--- Begin INPUT ---
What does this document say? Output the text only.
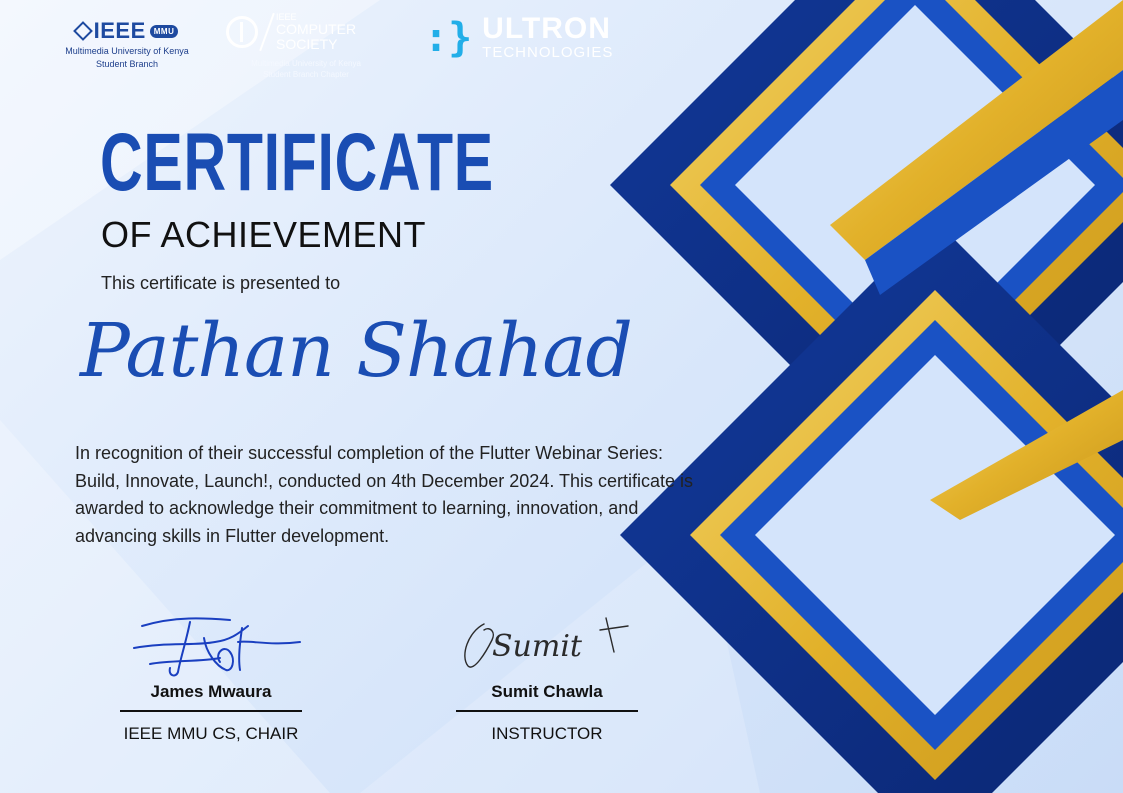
IEEE	MMU
Multimedia University of Kenya
Student Branch
IEEE
COMPUTER
SOCIETY
Multimedia University of Kenya
Student Branch Chapter
:} ULTRON
TECHNOLOGIES
CERTIFICATE
OF ACHIEVEMENT
This certificate is presented to
Pathan Shahad
In recognition of their successful completion of the Flutter Webinar Series: Build, Innovate, Launch!, conducted on 4th December 2024. This certificate is awarded to acknowledge their commitment to learning, innovation, and advancing skills in Flutter development.
James Mwaura
IEEE MMU CS, CHAIR
Sumit
Sumit Chawla
INSTRUCTOR
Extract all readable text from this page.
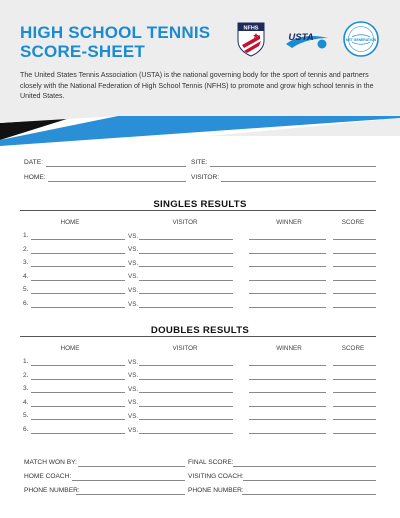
HIGH SCHOOL TENNIS
SCORE-SHEET
NFHS
USTA	NET GENERATION
The United States Tennis Association (USTA) is the national governing body for the sport of tennis and partners closely with the National Federation of High School Tennis (NFHS) to promote and grow high school tennis in the United States.
DATE:	SITE:
HOME:	VISITOR:
SINGLES RESULTS
HOME	VISITOR	WINNER	SCORE
1.	VS.
2.	VS.
3.	VS.
4.	VS.
5.	VS.
6.	VS.
DOUBLES RESULTS
HOME	VISITOR	WINNER	SCORE
1.	VS.
2.	VS.
3.	VS.
4.	VS.
5.	VS.
6.	VS.
MATCH WON BY:	FINAL SCORE:
HOME COACH:	VISITING COACH:
PHONE NUMBER:	PHONE NUMBER:
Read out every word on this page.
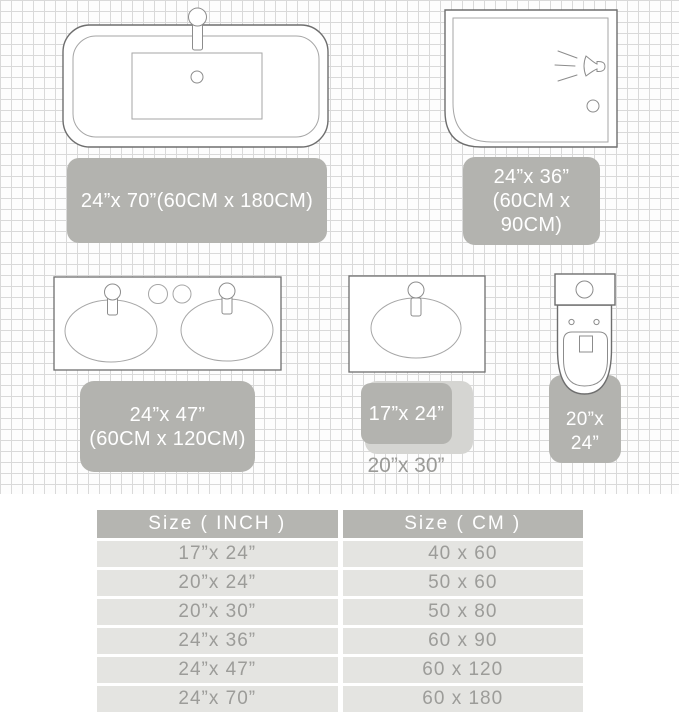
24”x 70”(60CM x 180CM)
24”x 36”
(60CM x 90CM)
24”x 47”
(60CM x 120CM)
17”x 24”
20”x 30”
20”x 24”
Size ( INCH )	Size ( CM )
17”x 24”	40 x 60
20”x 24”	50 x 60
20”x 30”	50 x 80
24”x 36”	60 x 90
24”x 47”	60 x 120
24”x 70”	60 x 180
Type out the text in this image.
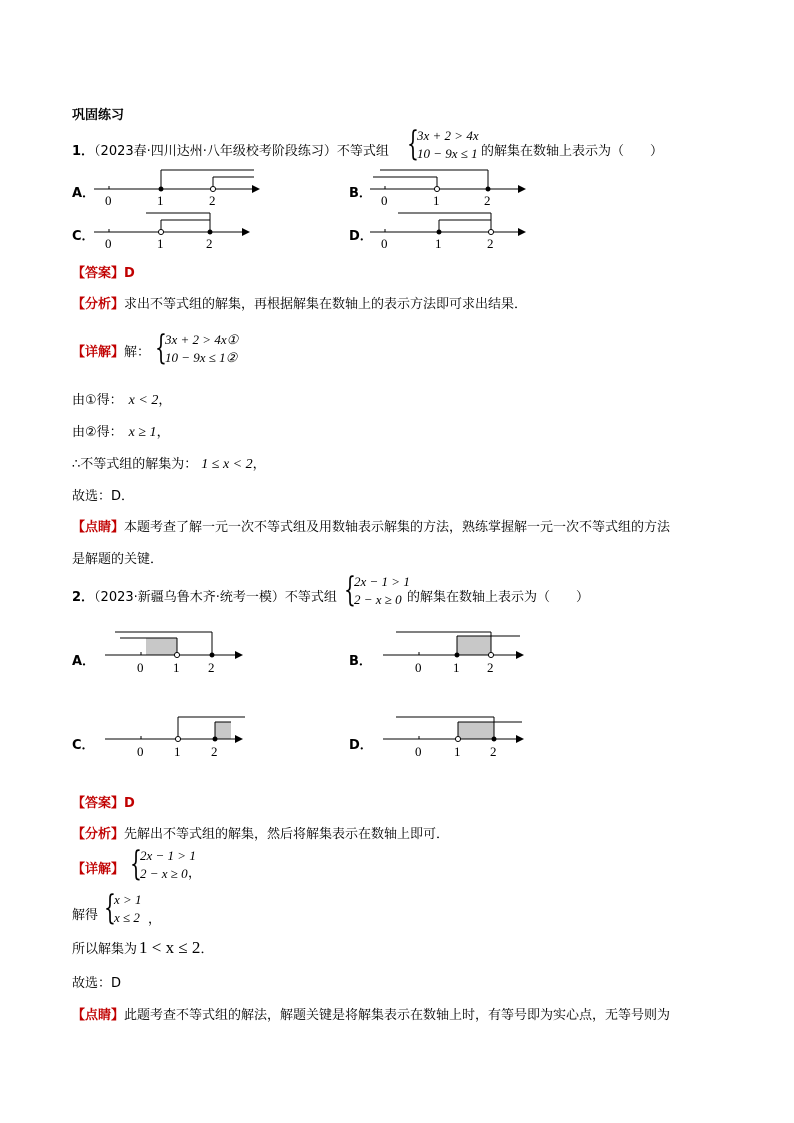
巩固练习
1．（2023春·四川达州·八年级校考阶段练习）不等式组 {
3x + 2 > 4x
10 − 9x ≤ 1 的解集在数轴上表示为（　　）
A． 0	1	2	B． 0	1	2
C． 0	1	2	D． 0	1	2
【答案】D
【分析】求出不等式组的解集，再根据解集在数轴上的表示方法即可求出结果．
【详解】解： {
3x + 2 > 4x①
10 − 9x ≤ 1②
由①得： x < 2，
由②得： x ≥ 1，
∴不等式组的解集为： 1 ≤ x < 2，
故选：D．
【点睛】本题考查了解一元一次不等式组及用数轴表示解集的方法，熟练掌握解一元一次不等式组的方法
是解题的关键．
2．（2023·新疆乌鲁木齐·统考一模）不等式组 {
2x − 1 > 1
2 − x ≥ 0 的解集在数轴上表示为（　　）
A．	0 1 2	B．	0 1 2
C．	0 1 2	D．	0	1 2
【答案】D
【分析】先解出不等式组的解集，然后将解集表示在数轴上即可．
【详解】 {
2x − 1 > 1
2 − x ≥ 0 ，
解得 {
x > 1
x ≤ 2 ，
所以解集为 1 < x ≤ 2．
故选：D
【点睛】此题考查不等式组的解法，解题关键是将解集表示在数轴上时，有等号即为实心点，无等号则为
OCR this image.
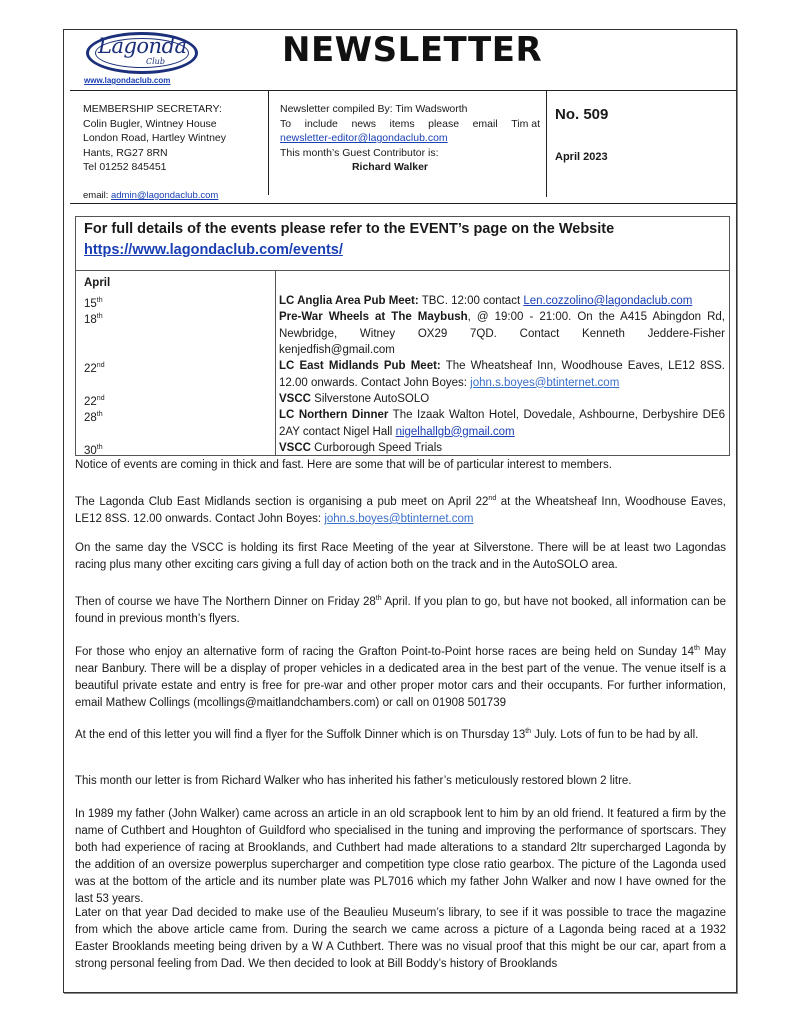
Lagonda
Club
www.lagondaclub.com
NEWSLETTER
MEMBERSHIP SECRETARY:
Colin Bugler, Wintney House
London Road, Hartley Wintney
Hants, RG27 8RN
Tel 01252 845451
email: admin@lagondaclub.com
Newsletter compiled By: Tim Wadsworth
To include news items please email Tim at
newsletter-editor@lagondaclub.com
This month’s Guest Contributor is:
Richard Walker
No. 509
April 2023
For full details of the events please refer to the EVENT’s page on the Website
https://www.lagondaclub.com/events/
April
15th	LC Anglia Area Pub Meet: TBC. 12:00 contact Len.cozzolino@lagondaclub.com
18th	Pre-War Wheels at The Maybush, @ 19:00 - 21:00. On the A415 Abingdon Rd, Newbridge, Witney OX29 7QD. Contact Kenneth Jeddere-Fisher kenjedfish@gmail.com
22nd	LC East Midlands Pub Meet: The Wheatsheaf Inn, Woodhouse Eaves, LE12 8SS. 12.00 onwards. Contact John Boyes: john.s.boyes@btinternet.com
22nd	VSCC Silverstone AutoSOLO
28th	LC Northern Dinner The Izaak Walton Hotel, Dovedale, Ashbourne, Derbyshire DE6 2AY contact Nigel Hall nigelhallgb@gmail.com
30th	VSCC Curborough Speed Trials
Notice of events are coming in thick and fast. Here are some that will be of particular interest to members.
The Lagonda Club East Midlands section is organising a pub meet on April 22nd at the Wheatsheaf Inn, Woodhouse Eaves, LE12 8SS. 12.00 onwards. Contact John Boyes: john.s.boyes@btinternet.com
On the same day the VSCC is holding its first Race Meeting of the year at Silverstone. There will be at least two Lagondas racing plus many other exciting cars giving a full day of action both on the track and in the AutoSOLO area.
Then of course we have The Northern Dinner on Friday 28th April. If you plan to go, but have not booked, all information can be found in previous month’s flyers.
For those who enjoy an alternative form of racing the Grafton Point-to-Point horse races are being held on Sunday 14th May near Banbury. There will be a display of proper vehicles in a dedicated area in the best part of the venue. The venue itself is a beautiful private estate and entry is free for pre-war and other proper motor cars and their occupants. For further information, email Mathew Collings (mcollings@maitlandchambers.com) or call on 01908 501739
At the end of this letter you will find a flyer for the Suffolk Dinner which is on Thursday 13th July. Lots of fun to be had by all.
This month our letter is from Richard Walker who has inherited his father’s meticulously restored blown 2 litre.
In 1989 my father (John Walker) came across an article in an old scrapbook lent to him by an old friend. It featured a firm by the name of Cuthbert and Houghton of Guildford who specialised in the tuning and improving the performance of sportscars. They both had experience of racing at Brooklands, and Cuthbert had made alterations to a standard 2ltr supercharged Lagonda by the addition of an oversize powerplus supercharger and competition type close ratio gearbox. The picture of the Lagonda used was at the bottom of the article and its number plate was PL7016 which my father John Walker and now I have owned for the last 53 years.
Later on that year Dad decided to make use of the Beaulieu Museum’s library, to see if it was possible to trace the magazine from which the above article came from. During the search we came across a picture of a Lagonda being raced at a 1932 Easter Brooklands meeting being driven by a W A Cuthbert. There was no visual proof that this might be our car, apart from a strong personal feeling from Dad. We then decided to look at Bill Boddy’s history of Brooklands
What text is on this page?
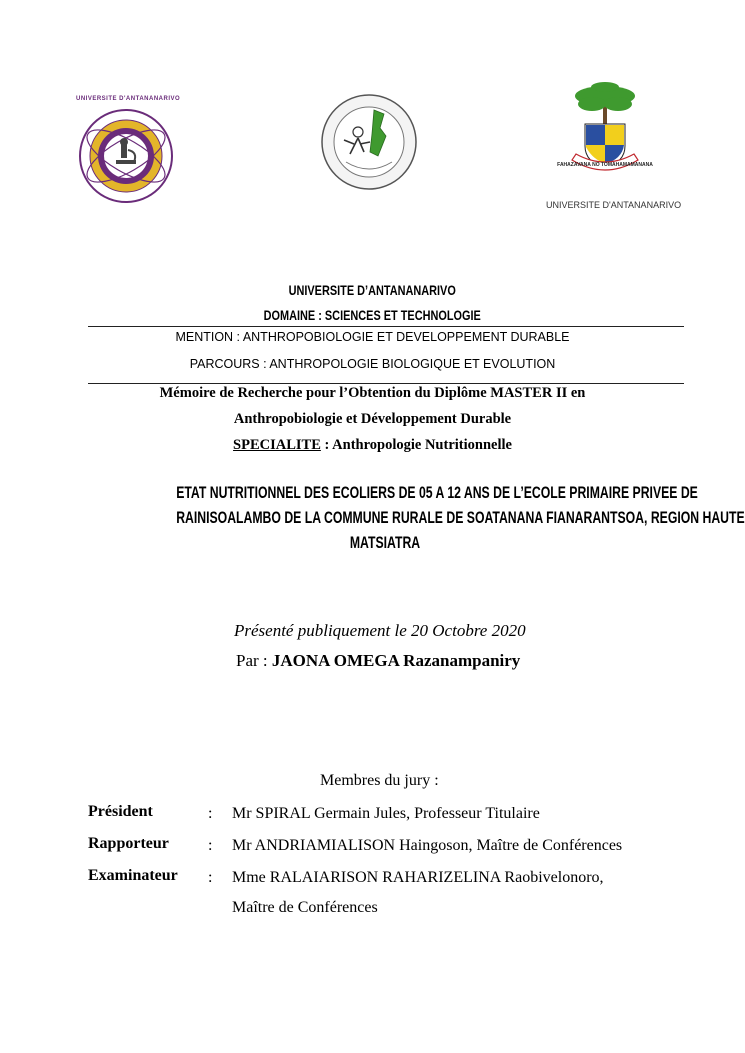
UNIVERSITE D'ANTANANARIVO
FAHAZAVANA NO TOMAHAMAMANANA
UNIVERSITE D'ANTANANARIVO
UNIVERSITE D’ANTANANARIVO
DOMAINE : SCIENCES ET TECHNOLOGIE
MENTION : ANTHROPOBIOLOGIE ET DEVELOPPEMENT DURABLE
PARCOURS : ANTHROPOLOGIE BIOLOGIQUE ET EVOLUTION
Mémoire de Recherche pour l’Obtention du Diplôme MASTER II en
Anthropobiologie et Développement Durable
SPECIALITE : Anthropologie Nutritionnelle
ETAT NUTRITIONNEL DES ECOLIERS DE 05 A 12 ANS DE L’ECOLE PRIMAIRE PRIVEE DE
RAINISOALAMBO DE LA COMMUNE RURALE DE SOATANANA FIANARANTSOA, REGION HAUTE
MATSIATRA
Présenté publiquement le 20 Octobre 2020
Par : JAONA OMEGA Razanampaniry
Membres du jury :
Président	: Mr SPIRAL Germain Jules, Professeur Titulaire
Rapporteur : Mr ANDRIAMIALISON Haingoson, Maître de Conférences
Examinateur : Mme RALAIARISON RAHARIZELINA Raobivelonoro,
Maître de Conférences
--- End INPUT ---
- [STATED PROBLEM]: Set out every line from the material that contains the string "Silverstone".

- [EXERCISE OUTPUT]:
22nd	VSCC Silverstone AutoSOLO
On the same day the VSCC is holding its first Race Meeting of the year at Silverstone. There will be at least two Lagondas racing plus many other exciting cars giving a full day of action both on the track and in the AutoSOLO area.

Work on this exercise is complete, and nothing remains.